[Start]

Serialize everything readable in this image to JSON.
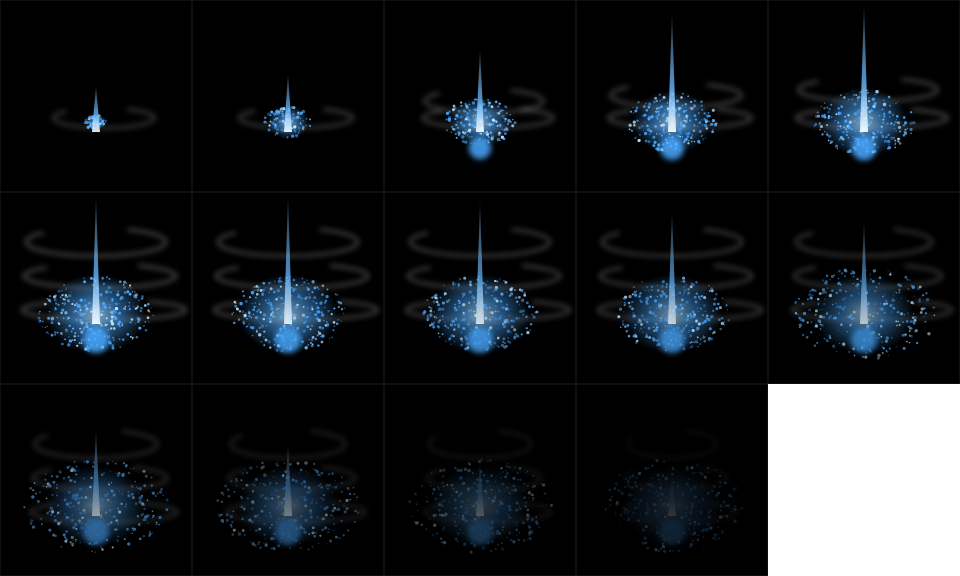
{
  "sprite_sheet": {
    "background_color": "#ffffff",
    "frame_background": "#000000",
    "particle_color": "#4aa8ff",
    "core_color": "#bfe8ff",
    "swirl_color": "#c8c8d0",
    "columns": 5,
    "rows": 3,
    "frames": [
      {
        "index": 1,
        "burst": 0.05,
        "beam": 0.18,
        "swirl": 0.25,
        "opacity": 1.0
      },
      {
        "index": 2,
        "burst": 0.3,
        "beam": 0.3,
        "swirl": 0.4,
        "opacity": 1.0
      },
      {
        "index": 3,
        "burst": 0.55,
        "beam": 0.55,
        "swirl": 0.6,
        "opacity": 1.0
      },
      {
        "index": 4,
        "burst": 0.75,
        "beam": 0.9,
        "swirl": 0.75,
        "opacity": 1.0
      },
      {
        "index": 5,
        "burst": 0.85,
        "beam": 1.0,
        "swirl": 0.85,
        "opacity": 1.0
      },
      {
        "index": 6,
        "burst": 1.0,
        "beam": 1.0,
        "swirl": 1.0,
        "opacity": 1.0
      },
      {
        "index": 7,
        "burst": 1.0,
        "beam": 1.0,
        "swirl": 1.0,
        "opacity": 0.95
      },
      {
        "index": 8,
        "burst": 1.0,
        "beam": 0.95,
        "swirl": 1.0,
        "opacity": 0.9
      },
      {
        "index": 9,
        "burst": 1.0,
        "beam": 0.85,
        "swirl": 1.0,
        "opacity": 0.85
      },
      {
        "index": 10,
        "burst": 1.0,
        "beam": 0.75,
        "swirl": 0.95,
        "opacity": 0.8
      },
      {
        "index": 11,
        "burst": 1.0,
        "beam": 0.6,
        "swirl": 0.8,
        "opacity": 0.65
      },
      {
        "index": 12,
        "burst": 1.0,
        "beam": 0.45,
        "swirl": 0.7,
        "opacity": 0.5
      },
      {
        "index": 13,
        "burst": 1.0,
        "beam": 0.25,
        "swirl": 0.55,
        "opacity": 0.35
      },
      {
        "index": 14,
        "burst": 1.0,
        "beam": 0.1,
        "swirl": 0.4,
        "opacity": 0.22
      }
    ]
  }
}
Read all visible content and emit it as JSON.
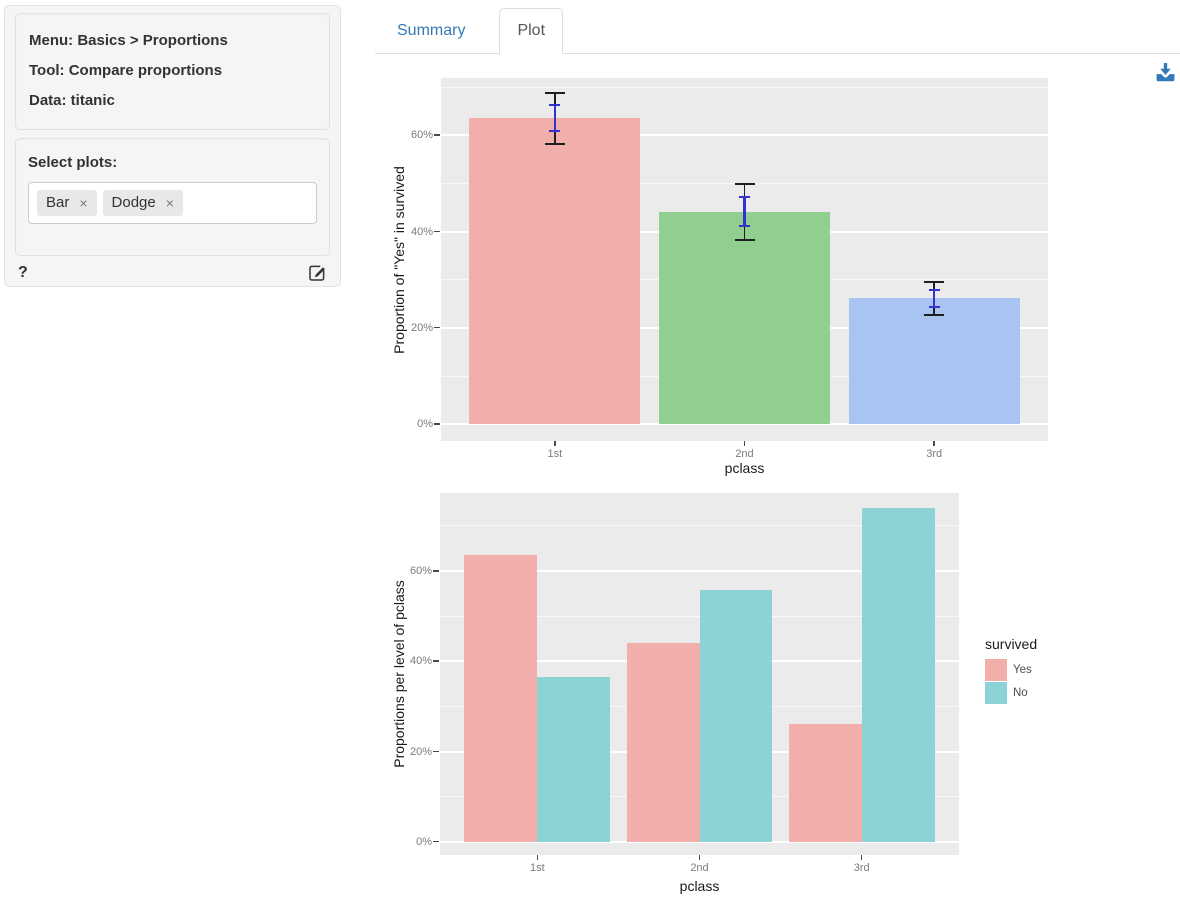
{
  "sidebar": {
    "info_lines": [
      "Menu: Basics > Proportions",
      "Tool: Compare proportions",
      "Data: titanic"
    ],
    "select_plots_label": "Select plots:",
    "plot_tags": [
      {
        "label": "Bar"
      },
      {
        "label": "Dodge"
      }
    ],
    "tag_remove_glyph": "×",
    "help_label": "?"
  },
  "tabs": [
    {
      "label": "Summary",
      "active": false
    },
    {
      "label": "Plot",
      "active": true
    }
  ],
  "icons": {
    "download_icon": "download-arrow-to-tray",
    "edit_icon": "pencil-in-square",
    "help_icon": "question-mark",
    "remove_tag_icon": "x-cross"
  },
  "colors": {
    "link_blue": "#337ab7",
    "download_icon_blue": "#3279b7",
    "panel_background": "#ebebeb",
    "gridline": "#ffffff",
    "errorbar_ci_black": "#1f1f1f",
    "errorbar_se_blue": "#3333cc"
  },
  "chart_data": [
    {
      "type": "bar",
      "title": "",
      "categories": [
        "1st",
        "2nd",
        "3rd"
      ],
      "values": [
        63.5,
        44.1,
        26.1
      ],
      "bar_colors": [
        "#f2aeab",
        "#90cf90",
        "#aac4f1"
      ],
      "error_bars": {
        "ci_95": [
          [
            58.1,
            68.8
          ],
          [
            38.2,
            49.9
          ],
          [
            22.6,
            29.5
          ]
        ],
        "std_err": [
          [
            60.8,
            66.2
          ],
          [
            41.1,
            47.1
          ],
          [
            24.4,
            27.8
          ]
        ]
      },
      "xlabel": "pclass",
      "ylabel": "Proportion of \"Yes\" in survived",
      "ytick_values": [
        0,
        20,
        40,
        60
      ],
      "ytick_labels": [
        "0%",
        "20%",
        "40%",
        "60%"
      ],
      "ylim": [
        -3.5,
        71.9
      ],
      "grid": true,
      "legend_position": "none"
    },
    {
      "type": "bar",
      "title": "",
      "categories": [
        "1st",
        "2nd",
        "3rd"
      ],
      "series": [
        {
          "name": "Yes",
          "color": "#f2aeab",
          "values": [
            63.5,
            44.1,
            26.1
          ]
        },
        {
          "name": "No",
          "color": "#8cd3d6",
          "values": [
            36.5,
            55.9,
            73.9
          ]
        }
      ],
      "legend_title": "survived",
      "legend_position": "right",
      "xlabel": "pclass",
      "ylabel": "Proportions per level of pclass",
      "ytick_values": [
        0,
        20,
        40,
        60
      ],
      "ytick_labels": [
        "0%",
        "20%",
        "40%",
        "60%"
      ],
      "ylim": [
        -2.9,
        77.3
      ],
      "grid": true
    }
  ]
}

[End]

What this task involves — Take the listing above and print it exactly, apart from the pictures.

Full solution —
Serialize everything readable in this image to JSON.
{
  "sprite_sheet": {
    "background_color": "#ffffff",
    "frame_background": "#000000",
    "particle_color": "#4aa8ff",
    "core_color": "#bfe8ff",
    "swirl_color": "#c8c8d0",
    "columns": 5,
    "rows": 3,
    "frames": [
      {
        "index": 1,
        "burst": 0.05,
        "beam": 0.18,
        "swirl": 0.25,
        "opacity": 1.0
      },
      {
        "index": 2,
        "burst": 0.3,
        "beam": 0.3,
        "swirl": 0.4,
        "opacity": 1.0
      },
      {
        "index": 3,
        "burst": 0.55,
        "beam": 0.55,
        "swirl": 0.6,
        "opacity": 1.0
      },
      {
        "index": 4,
        "burst": 0.75,
        "beam": 0.9,
        "swirl": 0.75,
        "opacity": 1.0
      },
      {
        "index": 5,
        "burst": 0.85,
        "beam": 1.0,
        "swirl": 0.85,
        "opacity": 1.0
      },
      {
        "index": 6,
        "burst": 1.0,
        "beam": 1.0,
        "swirl": 1.0,
        "opacity": 1.0
      },
      {
        "index": 7,
        "burst": 1.0,
        "beam": 1.0,
        "swirl": 1.0,
        "opacity": 0.95
      },
      {
        "index": 8,
        "burst": 1.0,
        "beam": 0.95,
        "swirl": 1.0,
        "opacity": 0.9
      },
      {
        "index": 9,
        "burst": 1.0,
        "beam": 0.85,
        "swirl": 1.0,
        "opacity": 0.85
      },
      {
        "index": 10,
        "burst": 1.0,
        "beam": 0.75,
        "swirl": 0.95,
        "opacity": 0.8
      },
      {
        "index": 11,
        "burst": 1.0,
        "beam": 0.6,
        "swirl": 0.8,
        "opacity": 0.65
      },
      {
        "index": 12,
        "burst": 1.0,
        "beam": 0.45,
        "swirl": 0.7,
        "opacity": 0.5
      },
      {
        "index": 13,
        "burst": 1.0,
        "beam": 0.25,
        "swirl": 0.55,
        "opacity": 0.35
      },
      {
        "index": 14,
        "burst": 1.0,
        "beam": 0.1,
        "swirl": 0.4,
        "opacity": 0.22
      }
    ]
  }
}
Read all visible content and emit it as JSON.
{
  "sidebar": {
    "info_lines": [
      "Menu: Basics > Proportions",
      "Tool: Compare proportions",
      "Data: titanic"
    ],
    "select_plots_label": "Select plots:",
    "plot_tags": [
      {
        "label": "Bar"
      },
      {
        "label": "Dodge"
      }
    ],
    "tag_remove_glyph": "×",
    "help_label": "?"
  },
  "tabs": [
    {
      "label": "Summary",
      "active": false
    },
    {
      "label": "Plot",
      "active": true
    }
  ],
  "icons": {
    "download_icon": "download-arrow-to-tray",
    "edit_icon": "pencil-in-square",
    "help_icon": "question-mark",
    "remove_tag_icon": "x-cross"
  },
  "colors": {
    "link_blue": "#337ab7",
    "download_icon_blue": "#3279b7",
    "panel_background": "#ebebeb",
    "gridline": "#ffffff",
    "errorbar_ci_black": "#1f1f1f",
    "errorbar_se_blue": "#3333cc"
  },
  "chart_data": [
    {
      "type": "bar",
      "title": "",
      "categories": [
        "1st",
        "2nd",
        "3rd"
      ],
      "values": [
        63.5,
        44.1,
        26.1
      ],
      "bar_colors": [
        "#f2aeab",
        "#90cf90",
        "#aac4f1"
      ],
      "error_bars": {
        "ci_95": [
          [
            58.1,
            68.8
          ],
          [
            38.2,
            49.9
          ],
          [
            22.6,
            29.5
          ]
        ],
        "std_err": [
          [
            60.8,
            66.2
          ],
          [
            41.1,
            47.1
          ],
          [
            24.4,
            27.8
          ]
        ]
      },
      "xlabel": "pclass",
      "ylabel": "Proportion of \"Yes\" in survived",
      "ytick_values": [
        0,
        20,
        40,
        60
      ],
      "ytick_labels": [
        "0%",
        "20%",
        "40%",
        "60%"
      ],
      "ylim": [
        -3.5,
        71.9
      ],
      "grid": true,
      "legend_position": "none"
    },
    {
      "type": "bar",
      "title": "",
      "categories": [
        "1st",
        "2nd",
        "3rd"
      ],
      "series": [
        {
          "name": "Yes",
          "color": "#f2aeab",
          "values": [
            63.5,
            44.1,
            26.1
          ]
        },
        {
          "name": "No",
          "color": "#8cd3d6",
          "values": [
            36.5,
            55.9,
            73.9
          ]
        }
      ],
      "legend_title": "survived",
      "legend_position": "right",
      "xlabel": "pclass",
      "ylabel": "Proportions per level of pclass",
      "ytick_values": [
        0,
        20,
        40,
        60
      ],
      "ytick_labels": [
        "0%",
        "20%",
        "40%",
        "60%"
      ],
      "ylim": [
        -2.9,
        77.3
      ],
      "grid": true
    }
  ]
}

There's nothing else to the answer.